>> BEGIN Information supplied

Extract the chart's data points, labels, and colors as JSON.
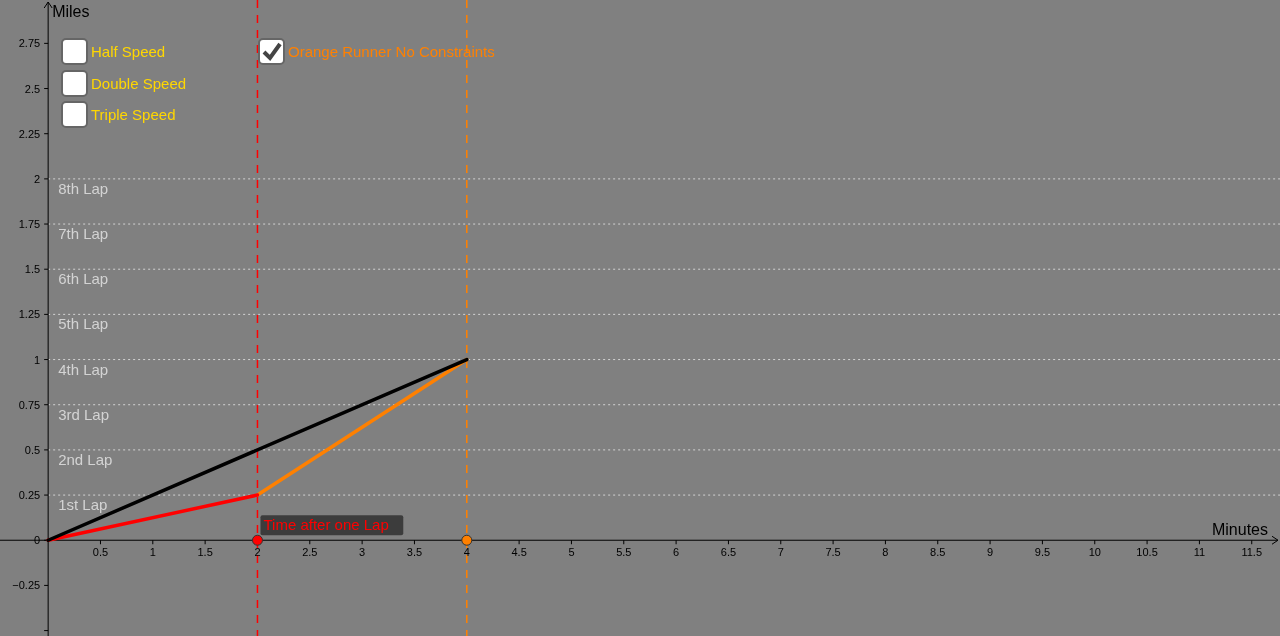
{
  "chart_data": {
    "type": "line",
    "xlabel": "Minutes",
    "ylabel": "Miles",
    "xlim": [
      -0.46,
      11.77
    ],
    "ylim": [
      -0.53,
      2.99
    ],
    "xticks": [
      0.5,
      1,
      1.5,
      2,
      2.5,
      3,
      3.5,
      4,
      4.5,
      5,
      5.5,
      6,
      6.5,
      7,
      7.5,
      8,
      8.5,
      9,
      9.5,
      10,
      10.5,
      11,
      11.5
    ],
    "yticks": [
      {
        "value": -0.5,
        "label": null
      },
      {
        "value": -0.25,
        "label": "−0.25"
      },
      0,
      0.25,
      0.5,
      0.75,
      1,
      1.25,
      1.5,
      1.75,
      2,
      2.25,
      2.5,
      2.75
    ],
    "line_style": "solid",
    "marker": "none",
    "grid": false,
    "series": [
      {
        "color": "#000000",
        "x": [
          0,
          4
        ],
        "values": [
          0,
          1
        ]
      },
      {
        "color": "#ff0000",
        "x": [
          0,
          2
        ],
        "values": [
          0,
          0.25
        ]
      },
      {
        "color": "#ff8000",
        "x": [
          2,
          4
        ],
        "values": [
          0.25,
          1
        ]
      },
      {
        "type": "scatter",
        "marker": "circle",
        "color": "#ff0000",
        "x": [
          2
        ],
        "values": [
          0
        ]
      },
      {
        "type": "scatter",
        "marker": "circle",
        "color": "#ff8000",
        "x": [
          4
        ],
        "values": [
          0
        ]
      }
    ],
    "ref_lines": [
      {
        "axis": "y",
        "value": 0.25,
        "label": "1st Lap",
        "color": "#d3d3d3",
        "line_style": "dotted"
      },
      {
        "axis": "y",
        "value": 0.5,
        "label": "2nd Lap",
        "color": "#d3d3d3",
        "line_style": "dotted"
      },
      {
        "axis": "y",
        "value": 0.75,
        "label": "3rd Lap",
        "color": "#d3d3d3",
        "line_style": "dotted"
      },
      {
        "axis": "y",
        "value": 1,
        "label": "4th Lap",
        "color": "#d3d3d3",
        "line_style": "dotted"
      },
      {
        "axis": "y",
        "value": 1.25,
        "label": "5th Lap",
        "color": "#d3d3d3",
        "line_style": "dotted"
      },
      {
        "axis": "y",
        "value": 1.5,
        "label": "6th Lap",
        "color": "#d3d3d3",
        "line_style": "dotted"
      },
      {
        "axis": "y",
        "value": 1.75,
        "label": "7th Lap",
        "color": "#d3d3d3",
        "line_style": "dotted"
      },
      {
        "axis": "y",
        "value": 2,
        "label": "8th Lap",
        "color": "#d3d3d3",
        "line_style": "dotted"
      },
      {
        "axis": "x",
        "value": 2,
        "label": "Time after one Lap",
        "color": "#ff0000",
        "line_style": "dashed"
      },
      {
        "axis": "x",
        "value": 4,
        "label": null,
        "color": "#ff8000",
        "line_style": "dashed"
      }
    ],
    "annotations": [
      "Half Speed",
      "Double Speed",
      "Triple Speed",
      "Orange Runner No Constraints"
    ]
  }
}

>> END Information supplied

> **Exercise directions**:
Strip the images and reproduce the remaining records precisely.

> **Problem solution**:
Extract the chart's data points, labels, and colors as JSON.
{
  "chart_data": {
    "type": "line",
    "xlabel": "Minutes",
    "ylabel": "Miles",
    "xlim": [
      -0.46,
      11.77
    ],
    "ylim": [
      -0.53,
      2.99
    ],
    "xticks": [
      0.5,
      1,
      1.5,
      2,
      2.5,
      3,
      3.5,
      4,
      4.5,
      5,
      5.5,
      6,
      6.5,
      7,
      7.5,
      8,
      8.5,
      9,
      9.5,
      10,
      10.5,
      11,
      11.5
    ],
    "yticks": [
      {
        "value": -0.5,
        "label": null
      },
      {
        "value": -0.25,
        "label": "−0.25"
      },
      0,
      0.25,
      0.5,
      0.75,
      1,
      1.25,
      1.5,
      1.75,
      2,
      2.25,
      2.5,
      2.75
    ],
    "line_style": "solid",
    "marker": "none",
    "grid": false,
    "series": [
      {
        "color": "#000000",
        "x": [
          0,
          4
        ],
        "values": [
          0,
          1
        ]
      },
      {
        "color": "#ff0000",
        "x": [
          0,
          2
        ],
        "values": [
          0,
          0.25
        ]
      },
      {
        "color": "#ff8000",
        "x": [
          2,
          4
        ],
        "values": [
          0.25,
          1
        ]
      },
      {
        "type": "scatter",
        "marker": "circle",
        "color": "#ff0000",
        "x": [
          2
        ],
        "values": [
          0
        ]
      },
      {
        "type": "scatter",
        "marker": "circle",
        "color": "#ff8000",
        "x": [
          4
        ],
        "values": [
          0
        ]
      }
    ],
    "ref_lines": [
      {
        "axis": "y",
        "value": 0.25,
        "label": "1st Lap",
        "color": "#d3d3d3",
        "line_style": "dotted"
      },
      {
        "axis": "y",
        "value": 0.5,
        "label": "2nd Lap",
        "color": "#d3d3d3",
        "line_style": "dotted"
      },
      {
        "axis": "y",
        "value": 0.75,
        "label": "3rd Lap",
        "color": "#d3d3d3",
        "line_style": "dotted"
      },
      {
        "axis": "y",
        "value": 1,
        "label": "4th Lap",
        "color": "#d3d3d3",
        "line_style": "dotted"
      },
      {
        "axis": "y",
        "value": 1.25,
        "label": "5th Lap",
        "color": "#d3d3d3",
        "line_style": "dotted"
      },
      {
        "axis": "y",
        "value": 1.5,
        "label": "6th Lap",
        "color": "#d3d3d3",
        "line_style": "dotted"
      },
      {
        "axis": "y",
        "value": 1.75,
        "label": "7th Lap",
        "color": "#d3d3d3",
        "line_style": "dotted"
      },
      {
        "axis": "y",
        "value": 2,
        "label": "8th Lap",
        "color": "#d3d3d3",
        "line_style": "dotted"
      },
      {
        "axis": "x",
        "value": 2,
        "label": "Time after one Lap",
        "color": "#ff0000",
        "line_style": "dashed"
      },
      {
        "axis": "x",
        "value": 4,
        "label": null,
        "color": "#ff8000",
        "line_style": "dashed"
      }
    ],
    "annotations": [
      "Half Speed",
      "Double Speed",
      "Triple Speed",
      "Orange Runner No Constraints"
    ]
  }
}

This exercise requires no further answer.